**Description of the task:**
Copy these lines exactly as they appear, with nothing changed or left out.

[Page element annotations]
════════════════

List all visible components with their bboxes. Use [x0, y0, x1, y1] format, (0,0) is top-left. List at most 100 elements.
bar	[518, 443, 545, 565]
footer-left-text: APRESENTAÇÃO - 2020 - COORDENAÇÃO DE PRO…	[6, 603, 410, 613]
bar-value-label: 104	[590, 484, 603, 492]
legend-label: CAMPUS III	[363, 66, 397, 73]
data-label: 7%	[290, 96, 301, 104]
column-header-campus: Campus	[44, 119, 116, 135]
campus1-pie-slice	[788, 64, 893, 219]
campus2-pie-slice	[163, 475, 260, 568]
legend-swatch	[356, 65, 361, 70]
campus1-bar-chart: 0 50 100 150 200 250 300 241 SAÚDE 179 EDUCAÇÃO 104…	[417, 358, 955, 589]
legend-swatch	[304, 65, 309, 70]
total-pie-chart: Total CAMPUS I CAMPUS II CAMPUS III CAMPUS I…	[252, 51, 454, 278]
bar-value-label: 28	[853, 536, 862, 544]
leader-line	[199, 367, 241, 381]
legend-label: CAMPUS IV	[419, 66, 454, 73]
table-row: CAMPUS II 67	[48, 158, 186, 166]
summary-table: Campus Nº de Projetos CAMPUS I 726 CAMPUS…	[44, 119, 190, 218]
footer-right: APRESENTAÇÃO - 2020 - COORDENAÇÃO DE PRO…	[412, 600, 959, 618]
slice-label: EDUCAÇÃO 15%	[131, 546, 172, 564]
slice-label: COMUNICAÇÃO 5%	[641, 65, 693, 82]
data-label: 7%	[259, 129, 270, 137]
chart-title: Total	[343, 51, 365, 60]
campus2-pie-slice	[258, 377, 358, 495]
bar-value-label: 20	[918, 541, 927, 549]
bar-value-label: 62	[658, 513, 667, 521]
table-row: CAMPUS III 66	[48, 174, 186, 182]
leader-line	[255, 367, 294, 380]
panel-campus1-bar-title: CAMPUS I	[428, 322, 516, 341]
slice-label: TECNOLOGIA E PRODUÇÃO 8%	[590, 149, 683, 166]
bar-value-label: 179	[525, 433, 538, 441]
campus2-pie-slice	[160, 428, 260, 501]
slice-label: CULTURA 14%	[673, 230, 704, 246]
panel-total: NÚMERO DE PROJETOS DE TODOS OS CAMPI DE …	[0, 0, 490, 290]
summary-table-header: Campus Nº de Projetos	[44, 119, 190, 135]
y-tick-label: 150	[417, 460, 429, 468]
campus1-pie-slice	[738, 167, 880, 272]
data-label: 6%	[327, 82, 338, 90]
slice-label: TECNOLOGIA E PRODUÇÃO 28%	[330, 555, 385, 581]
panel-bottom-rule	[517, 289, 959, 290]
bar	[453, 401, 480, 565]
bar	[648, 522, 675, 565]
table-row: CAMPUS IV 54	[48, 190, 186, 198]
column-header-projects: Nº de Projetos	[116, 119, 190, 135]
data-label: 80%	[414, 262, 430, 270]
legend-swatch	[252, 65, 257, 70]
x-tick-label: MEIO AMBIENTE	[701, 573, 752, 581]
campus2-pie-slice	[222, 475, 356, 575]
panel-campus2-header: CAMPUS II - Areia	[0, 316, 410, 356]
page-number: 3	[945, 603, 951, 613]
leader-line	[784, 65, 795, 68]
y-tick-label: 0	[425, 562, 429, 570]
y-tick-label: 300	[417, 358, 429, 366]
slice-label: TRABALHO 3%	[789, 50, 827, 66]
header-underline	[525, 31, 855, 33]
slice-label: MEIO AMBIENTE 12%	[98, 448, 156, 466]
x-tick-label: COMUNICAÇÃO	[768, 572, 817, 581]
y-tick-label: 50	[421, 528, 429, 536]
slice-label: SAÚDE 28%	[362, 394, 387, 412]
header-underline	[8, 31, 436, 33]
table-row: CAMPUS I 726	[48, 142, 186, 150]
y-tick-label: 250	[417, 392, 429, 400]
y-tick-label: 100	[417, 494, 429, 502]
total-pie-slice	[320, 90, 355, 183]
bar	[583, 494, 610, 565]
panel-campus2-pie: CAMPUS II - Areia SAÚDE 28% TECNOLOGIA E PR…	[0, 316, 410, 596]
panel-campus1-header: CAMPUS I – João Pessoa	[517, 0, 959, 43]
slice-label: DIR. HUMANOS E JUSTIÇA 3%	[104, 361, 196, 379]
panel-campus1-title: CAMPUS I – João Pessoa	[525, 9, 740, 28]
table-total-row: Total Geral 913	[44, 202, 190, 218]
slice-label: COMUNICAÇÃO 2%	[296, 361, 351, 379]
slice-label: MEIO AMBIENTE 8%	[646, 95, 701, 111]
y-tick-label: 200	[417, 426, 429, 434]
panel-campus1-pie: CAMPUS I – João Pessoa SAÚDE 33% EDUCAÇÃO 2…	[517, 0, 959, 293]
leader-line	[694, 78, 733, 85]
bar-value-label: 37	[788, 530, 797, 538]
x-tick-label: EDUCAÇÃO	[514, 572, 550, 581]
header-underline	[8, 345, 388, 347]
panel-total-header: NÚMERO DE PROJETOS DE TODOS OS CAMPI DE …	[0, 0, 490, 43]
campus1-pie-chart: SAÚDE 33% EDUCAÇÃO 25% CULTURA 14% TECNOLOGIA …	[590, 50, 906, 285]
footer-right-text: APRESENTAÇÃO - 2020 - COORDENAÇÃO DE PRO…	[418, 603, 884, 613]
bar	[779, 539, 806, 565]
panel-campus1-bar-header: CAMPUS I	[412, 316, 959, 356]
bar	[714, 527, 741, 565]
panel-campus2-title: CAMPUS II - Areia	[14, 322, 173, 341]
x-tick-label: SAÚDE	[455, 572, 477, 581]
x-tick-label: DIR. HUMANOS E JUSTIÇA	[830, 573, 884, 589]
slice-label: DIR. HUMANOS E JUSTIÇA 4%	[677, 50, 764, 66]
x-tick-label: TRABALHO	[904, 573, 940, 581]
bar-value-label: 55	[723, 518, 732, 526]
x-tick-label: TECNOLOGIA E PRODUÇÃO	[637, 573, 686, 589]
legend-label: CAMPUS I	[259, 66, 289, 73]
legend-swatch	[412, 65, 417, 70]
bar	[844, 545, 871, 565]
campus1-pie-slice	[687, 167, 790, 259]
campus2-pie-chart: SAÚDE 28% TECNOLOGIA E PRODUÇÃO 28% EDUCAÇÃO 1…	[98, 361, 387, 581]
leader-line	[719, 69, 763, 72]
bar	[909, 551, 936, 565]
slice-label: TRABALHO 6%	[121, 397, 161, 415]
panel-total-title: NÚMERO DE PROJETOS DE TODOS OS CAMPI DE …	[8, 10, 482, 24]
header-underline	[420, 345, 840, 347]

════════════════

**Full answer:**
List all visible components with their bboxes. Use [x0, y0, x1, y1] format, (0,0) is top-left. List at most 100 elements.
bar	[518, 443, 545, 565]
footer-left-text: APRESENTAÇÃO - 2020 - COORDENAÇÃO DE PRO…	[6, 603, 410, 613]
bar-value-label: 104	[590, 484, 603, 492]
legend-label: CAMPUS III	[363, 66, 397, 73]
data-label: 7%	[290, 96, 301, 104]
column-header-campus: Campus	[44, 119, 116, 135]
campus1-pie-slice	[788, 64, 893, 219]
campus2-pie-slice	[163, 475, 260, 568]
legend-swatch	[356, 65, 361, 70]
campus1-bar-chart: 0 50 100 150 200 250 300 241 SAÚDE 179 EDUCAÇÃO 104…	[417, 358, 955, 589]
legend-swatch	[304, 65, 309, 70]
total-pie-chart: Total CAMPUS I CAMPUS II CAMPUS III CAMPUS I…	[252, 51, 454, 278]
bar-value-label: 28	[853, 536, 862, 544]
leader-line	[199, 367, 241, 381]
legend-label: CAMPUS IV	[419, 66, 454, 73]
table-row: CAMPUS II 67	[48, 158, 186, 166]
summary-table: Campus Nº de Projetos CAMPUS I 726 CAMPUS…	[44, 119, 190, 218]
footer-right: APRESENTAÇÃO - 2020 - COORDENAÇÃO DE PRO…	[412, 600, 959, 618]
slice-label: EDUCAÇÃO 15%	[131, 546, 172, 564]
slice-label: COMUNICAÇÃO 5%	[641, 65, 693, 82]
data-label: 7%	[259, 129, 270, 137]
chart-title: Total	[343, 51, 365, 60]
campus2-pie-slice	[258, 377, 358, 495]
bar-value-label: 20	[918, 541, 927, 549]
bar-value-label: 62	[658, 513, 667, 521]
table-row: CAMPUS III 66	[48, 174, 186, 182]
leader-line	[255, 367, 294, 380]
panel-campus1-bar-title: CAMPUS I	[428, 322, 516, 341]
slice-label: TECNOLOGIA E PRODUÇÃO 8%	[590, 149, 683, 166]
bar-value-label: 179	[525, 433, 538, 441]
campus2-pie-slice	[160, 428, 260, 501]
slice-label: CULTURA 14%	[673, 230, 704, 246]
panel-total: NÚMERO DE PROJETOS DE TODOS OS CAMPI DE …	[0, 0, 490, 290]
summary-table-header: Campus Nº de Projetos	[44, 119, 190, 135]
y-tick-label: 150	[417, 460, 429, 468]
campus1-pie-slice	[738, 167, 880, 272]
data-label: 6%	[327, 82, 338, 90]
slice-label: TECNOLOGIA E PRODUÇÃO 28%	[330, 555, 385, 581]
panel-bottom-rule	[517, 289, 959, 290]
bar	[453, 401, 480, 565]
bar	[648, 522, 675, 565]
table-row: CAMPUS IV 54	[48, 190, 186, 198]
column-header-projects: Nº de Projetos	[116, 119, 190, 135]
data-label: 80%	[414, 262, 430, 270]
legend-swatch	[252, 65, 257, 70]
x-tick-label: MEIO AMBIENTE	[701, 573, 752, 581]
campus2-pie-slice	[222, 475, 356, 575]
panel-campus2-header: CAMPUS II - Areia	[0, 316, 410, 356]
page-number: 3	[945, 603, 951, 613]
leader-line	[784, 65, 795, 68]
y-tick-label: 0	[425, 562, 429, 570]
y-tick-label: 300	[417, 358, 429, 366]
slice-label: TRABALHO 3%	[789, 50, 827, 66]
header-underline	[525, 31, 855, 33]
slice-label: MEIO AMBIENTE 12%	[98, 448, 156, 466]
x-tick-label: COMUNICAÇÃO	[768, 572, 817, 581]
y-tick-label: 50	[421, 528, 429, 536]
slice-label: SAÚDE 28%	[362, 394, 387, 412]
header-underline	[8, 31, 436, 33]
table-row: CAMPUS I 726	[48, 142, 186, 150]
y-tick-label: 250	[417, 392, 429, 400]
y-tick-label: 100	[417, 494, 429, 502]
total-pie-slice	[320, 90, 355, 183]
bar	[583, 494, 610, 565]
panel-campus2-pie: CAMPUS II - Areia SAÚDE 28% TECNOLOGIA E PR…	[0, 316, 410, 596]
panel-campus1-header: CAMPUS I – João Pessoa	[517, 0, 959, 43]
slice-label: DIR. HUMANOS E JUSTIÇA 3%	[104, 361, 196, 379]
panel-campus1-title: CAMPUS I – João Pessoa	[525, 9, 740, 28]
table-total-row: Total Geral 913	[44, 202, 190, 218]
slice-label: COMUNICAÇÃO 2%	[296, 361, 351, 379]
slice-label: MEIO AMBIENTE 8%	[646, 95, 701, 111]
y-tick-label: 200	[417, 426, 429, 434]
panel-campus1-pie: CAMPUS I – João Pessoa SAÚDE 33% EDUCAÇÃO 2…	[517, 0, 959, 293]
leader-line	[694, 78, 733, 85]
bar-value-label: 37	[788, 530, 797, 538]
x-tick-label: EDUCAÇÃO	[514, 572, 550, 581]
header-underline	[8, 345, 388, 347]
panel-total-header: NÚMERO DE PROJETOS DE TODOS OS CAMPI DE …	[0, 0, 490, 43]
campus1-pie-chart: SAÚDE 33% EDUCAÇÃO 25% CULTURA 14% TECNOLOGIA …	[590, 50, 906, 285]
footer-right-text: APRESENTAÇÃO - 2020 - COORDENAÇÃO DE PRO…	[418, 603, 884, 613]
bar	[779, 539, 806, 565]
panel-campus1-bar-header: CAMPUS I	[412, 316, 959, 356]
bar	[714, 527, 741, 565]
panel-campus2-title: CAMPUS II - Areia	[14, 322, 173, 341]
x-tick-label: SAÚDE	[455, 572, 477, 581]
x-tick-label: DIR. HUMANOS E JUSTIÇA	[830, 573, 884, 589]
slice-label: DIR. HUMANOS E JUSTIÇA 4%	[677, 50, 764, 66]
x-tick-label: TRABALHO	[904, 573, 940, 581]
bar-value-label: 55	[723, 518, 732, 526]
x-tick-label: TECNOLOGIA E PRODUÇÃO	[637, 573, 686, 589]
legend-label: CAMPUS I	[259, 66, 289, 73]
legend-swatch	[412, 65, 417, 70]
bar	[844, 545, 871, 565]
campus1-pie-slice	[687, 167, 790, 259]
campus2-pie-chart: SAÚDE 28% TECNOLOGIA E PRODUÇÃO 28% EDUCAÇÃO 1…	[98, 361, 387, 581]
leader-line	[719, 69, 763, 72]
bar	[909, 551, 936, 565]
slice-label: TRABALHO 6%	[121, 397, 161, 415]
panel-total-title: NÚMERO DE PROJETOS DE TODOS OS CAMPI DE …	[8, 10, 482, 24]
header-underline	[420, 345, 840, 347]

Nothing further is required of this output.